'''

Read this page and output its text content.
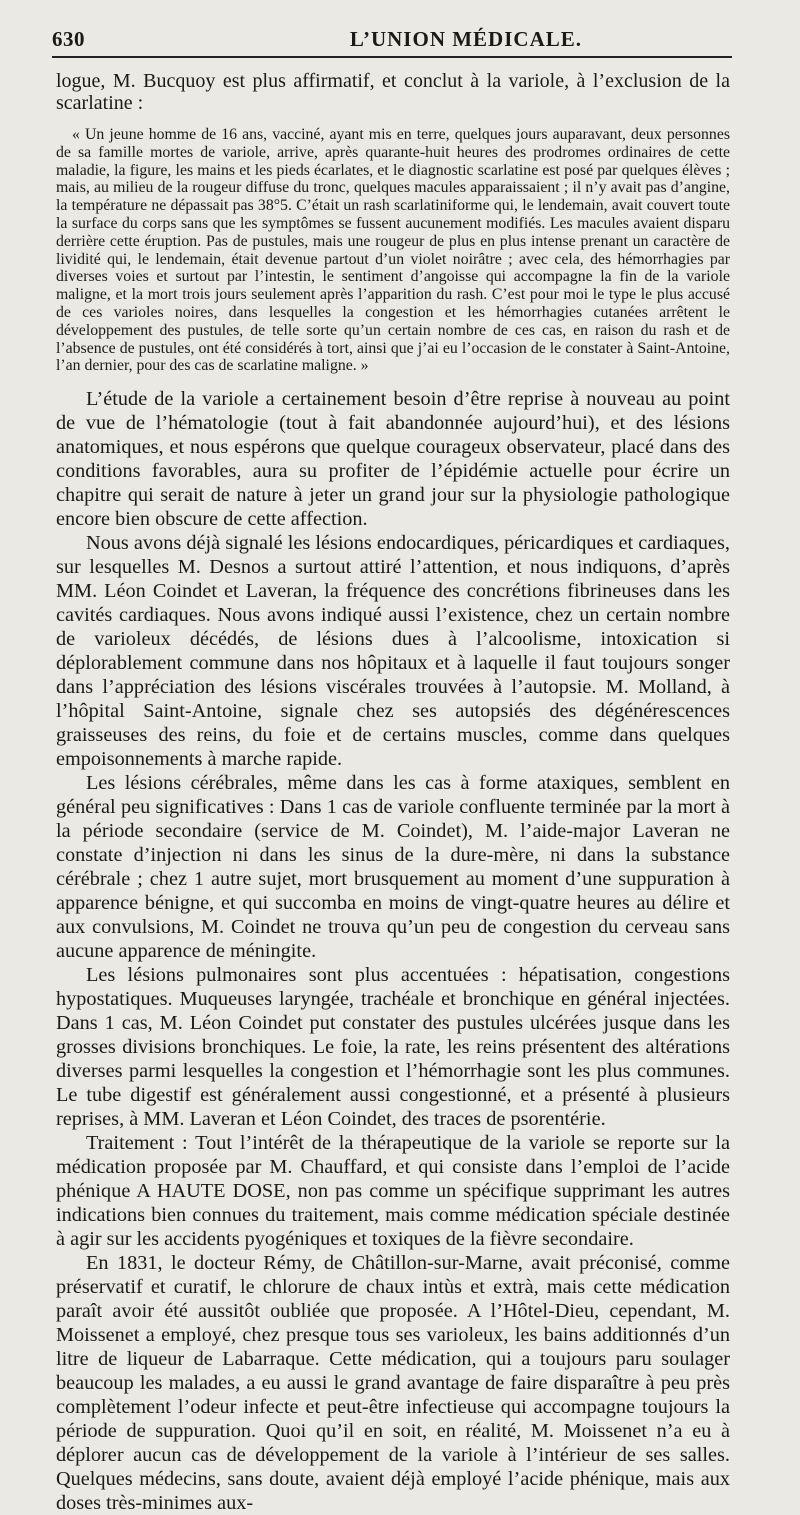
630	L’UNION MÉDICALE.

logue, M. Bucquoy est plus affirmatif, et conclut à la variole, à l’exclusion de la scarlatine :

« Un jeune homme de 16 ans, vacciné, ayant mis en terre, quelques jours auparavant, deux personnes de sa famille mortes de variole, arrive, après quarante-huit heures des prodromes ordinaires de cette maladie, la figure, les mains et les pieds écarlates, et le diagnostic scarlatine est posé par quelques élèves ; mais, au milieu de la rougeur diffuse du tronc, quelques macules apparaissaient ; il n’y avait pas d’angine, la température ne dépassait pas 38°5. C’était un rash scarlatiniforme qui, le lendemain, avait couvert toute la surface du corps sans que les symptômes se fussent aucunement modifiés. Les macules avaient disparu derrière cette éruption. Pas de pustules, mais une rougeur de plus en plus intense prenant un caractère de lividité qui, le lendemain, était devenue partout d’un violet noirâtre ; avec cela, des hémorrhagies par diverses voies et surtout par l’intestin, le sentiment d’angoisse qui accompagne la fin de la variole maligne, et la mort trois jours seulement après l’apparition du rash. C’est pour moi le type le plus accusé de ces varioles noires, dans lesquelles la congestion et les hémorrhagies cutanées arrêtent le développement des pustules, de telle sorte qu’un certain nombre de ces cas, en raison du rash et de l’absence de pustules, ont été considérés à tort, ainsi que j’ai eu l’occasion de le constater à Saint-Antoine, l’an dernier, pour des cas de scarlatine maligne. »

L’étude de la variole a certainement besoin d’être reprise à nouveau au point de vue de l’hématologie (tout à fait abandonnée aujourd’hui), et des lésions anatomiques, et nous espérons que quelque courageux observateur, placé dans des conditions favorables, aura su profiter de l’épidémie actuelle pour écrire un chapitre qui serait de nature à jeter un grand jour sur la physiologie pathologique encore bien obscure de cette affection.

Nous avons déjà signalé les lésions endocardiques, péricardiques et cardiaques, sur lesquelles M. Desnos a surtout attiré l’attention, et nous indiquons, d’après MM. Léon Coindet et Laveran, la fréquence des concrétions fibrineuses dans les cavités cardiaques. Nous avons indiqué aussi l’existence, chez un certain nombre de varioleux décédés, de lésions dues à l’alcoolisme, intoxication si déplorablement commune dans nos hôpitaux et à laquelle il faut toujours songer dans l’appréciation des lésions viscérales trouvées à l’autopsie. M. Molland, à l’hôpital Saint-Antoine, signale chez ses autopsiés des dégénérescences graisseuses des reins, du foie et de certains muscles, comme dans quelques empoisonnements à marche rapide.

Les lésions cérébrales, même dans les cas à forme ataxiques, semblent en général peu significatives : Dans 1 cas de variole confluente terminée par la mort à la période secondaire (service de M. Coindet), M. l’aide-major Laveran ne constate d’injection ni dans les sinus de la dure-mère, ni dans la substance cérébrale ; chez 1 autre sujet, mort brusquement au moment d’une suppuration à apparence bénigne, et qui succomba en moins de vingt-quatre heures au délire et aux convulsions, M. Coindet ne trouva qu’un peu de congestion du cerveau sans aucune apparence de méningite.

Les lésions pulmonaires sont plus accentuées : hépatisation, congestions hypostatiques. Muqueuses laryngée, trachéale et bronchique en général injectées. Dans 1 cas, M. Léon Coindet put constater des pustules ulcérées jusque dans les grosses divisions bronchiques. Le foie, la rate, les reins présentent des altérations diverses parmi lesquelles la congestion et l’hémorrhagie sont les plus communes. Le tube digestif est généralement aussi congestionné, et a présenté à plusieurs reprises, à MM. Laveran et Léon Coindet, des traces de psorentérie.

Traitement : Tout l’intérêt de la thérapeutique de la variole se reporte sur la médication proposée par M. Chauffard, et qui consiste dans l’emploi de l’acide phénique A HAUTE DOSE, non pas comme un spécifique supprimant les autres indications bien connues du traitement, mais comme médication spéciale destinée à agir sur les accidents pyogéniques et toxiques de la fièvre secondaire.

En 1831, le docteur Rémy, de Châtillon-sur-Marne, avait préconisé, comme préservatif et curatif, le chlorure de chaux intùs et extrà, mais cette médication paraît avoir été aussitôt oubliée que proposée. A l’Hôtel-Dieu, cependant, M. Moissenet a employé, chez presque tous ses varioleux, les bains additionnés d’un litre de liqueur de Labarraque. Cette médication, qui a toujours paru soulager beaucoup les malades, a eu aussi le grand avantage de faire disparaître à peu près complètement l’odeur infecte et peut-être infectieuse qui accompagne toujours la période de suppuration. Quoi qu’il en soit, en réalité, M. Moissenet n’a eu à déplorer aucun cas de développement de la variole à l’intérieur de ses salles. Quelques médecins, sans doute, avaient déjà employé l’acide phénique, mais aux doses très-minimes aux-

'''

STATED GOAL: Leave the images out and output the remaining material exactly as it stands.

RIGHT ANSWER:
Read this page and output its text content.
630	L’UNION MÉDICALE.

logue, M. Bucquoy est plus affirmatif, et conclut à la variole, à l’exclusion de la scarlatine :

« Un jeune homme de 16 ans, vacciné, ayant mis en terre, quelques jours auparavant, deux personnes de sa famille mortes de variole, arrive, après quarante-huit heures des prodromes ordinaires de cette maladie, la figure, les mains et les pieds écarlates, et le diagnostic scarlatine est posé par quelques élèves ; mais, au milieu de la rougeur diffuse du tronc, quelques macules apparaissaient ; il n’y avait pas d’angine, la température ne dépassait pas 38°5. C’était un rash scarlatiniforme qui, le lendemain, avait couvert toute la surface du corps sans que les symptômes se fussent aucunement modifiés. Les macules avaient disparu derrière cette éruption. Pas de pustules, mais une rougeur de plus en plus intense prenant un caractère de lividité qui, le lendemain, était devenue partout d’un violet noirâtre ; avec cela, des hémorrhagies par diverses voies et surtout par l’intestin, le sentiment d’angoisse qui accompagne la fin de la variole maligne, et la mort trois jours seulement après l’apparition du rash. C’est pour moi le type le plus accusé de ces varioles noires, dans lesquelles la congestion et les hémorrhagies cutanées arrêtent le développement des pustules, de telle sorte qu’un certain nombre de ces cas, en raison du rash et de l’absence de pustules, ont été considérés à tort, ainsi que j’ai eu l’occasion de le constater à Saint-Antoine, l’an dernier, pour des cas de scarlatine maligne. »

L’étude de la variole a certainement besoin d’être reprise à nouveau au point de vue de l’hématologie (tout à fait abandonnée aujourd’hui), et des lésions anatomiques, et nous espérons que quelque courageux observateur, placé dans des conditions favorables, aura su profiter de l’épidémie actuelle pour écrire un chapitre qui serait de nature à jeter un grand jour sur la physiologie pathologique encore bien obscure de cette affection.

Nous avons déjà signalé les lésions endocardiques, péricardiques et cardiaques, sur lesquelles M. Desnos a surtout attiré l’attention, et nous indiquons, d’après MM. Léon Coindet et Laveran, la fréquence des concrétions fibrineuses dans les cavités cardiaques. Nous avons indiqué aussi l’existence, chez un certain nombre de varioleux décédés, de lésions dues à l’alcoolisme, intoxication si déplorablement commune dans nos hôpitaux et à laquelle il faut toujours songer dans l’appréciation des lésions viscérales trouvées à l’autopsie. M. Molland, à l’hôpital Saint-Antoine, signale chez ses autopsiés des dégénérescences graisseuses des reins, du foie et de certains muscles, comme dans quelques empoisonnements à marche rapide.

Les lésions cérébrales, même dans les cas à forme ataxiques, semblent en général peu significatives : Dans 1 cas de variole confluente terminée par la mort à la période secondaire (service de M. Coindet), M. l’aide-major Laveran ne constate d’injection ni dans les sinus de la dure-mère, ni dans la substance cérébrale ; chez 1 autre sujet, mort brusquement au moment d’une suppuration à apparence bénigne, et qui succomba en moins de vingt-quatre heures au délire et aux convulsions, M. Coindet ne trouva qu’un peu de congestion du cerveau sans aucune apparence de méningite.

Les lésions pulmonaires sont plus accentuées : hépatisation, congestions hypostatiques. Muqueuses laryngée, trachéale et bronchique en général injectées. Dans 1 cas, M. Léon Coindet put constater des pustules ulcérées jusque dans les grosses divisions bronchiques. Le foie, la rate, les reins présentent des altérations diverses parmi lesquelles la congestion et l’hémorrhagie sont les plus communes. Le tube digestif est généralement aussi congestionné, et a présenté à plusieurs reprises, à MM. Laveran et Léon Coindet, des traces de psorentérie.

Traitement : Tout l’intérêt de la thérapeutique de la variole se reporte sur la médication proposée par M. Chauffard, et qui consiste dans l’emploi de l’acide phénique A HAUTE DOSE, non pas comme un spécifique supprimant les autres indications bien connues du traitement, mais comme médication spéciale destinée à agir sur les accidents pyogéniques et toxiques de la fièvre secondaire.

En 1831, le docteur Rémy, de Châtillon-sur-Marne, avait préconisé, comme préservatif et curatif, le chlorure de chaux intùs et extrà, mais cette médication paraît avoir été aussitôt oubliée que proposée. A l’Hôtel-Dieu, cependant, M. Moissenet a employé, chez presque tous ses varioleux, les bains additionnés d’un litre de liqueur de Labarraque. Cette médication, qui a toujours paru soulager beaucoup les malades, a eu aussi le grand avantage de faire disparaître à peu près complètement l’odeur infecte et peut-être infectieuse qui accompagne toujours la période de suppuration. Quoi qu’il en soit, en réalité, M. Moissenet n’a eu à déplorer aucun cas de développement de la variole à l’intérieur de ses salles. Quelques médecins, sans doute, avaient déjà employé l’acide phénique, mais aux doses très-minimes aux-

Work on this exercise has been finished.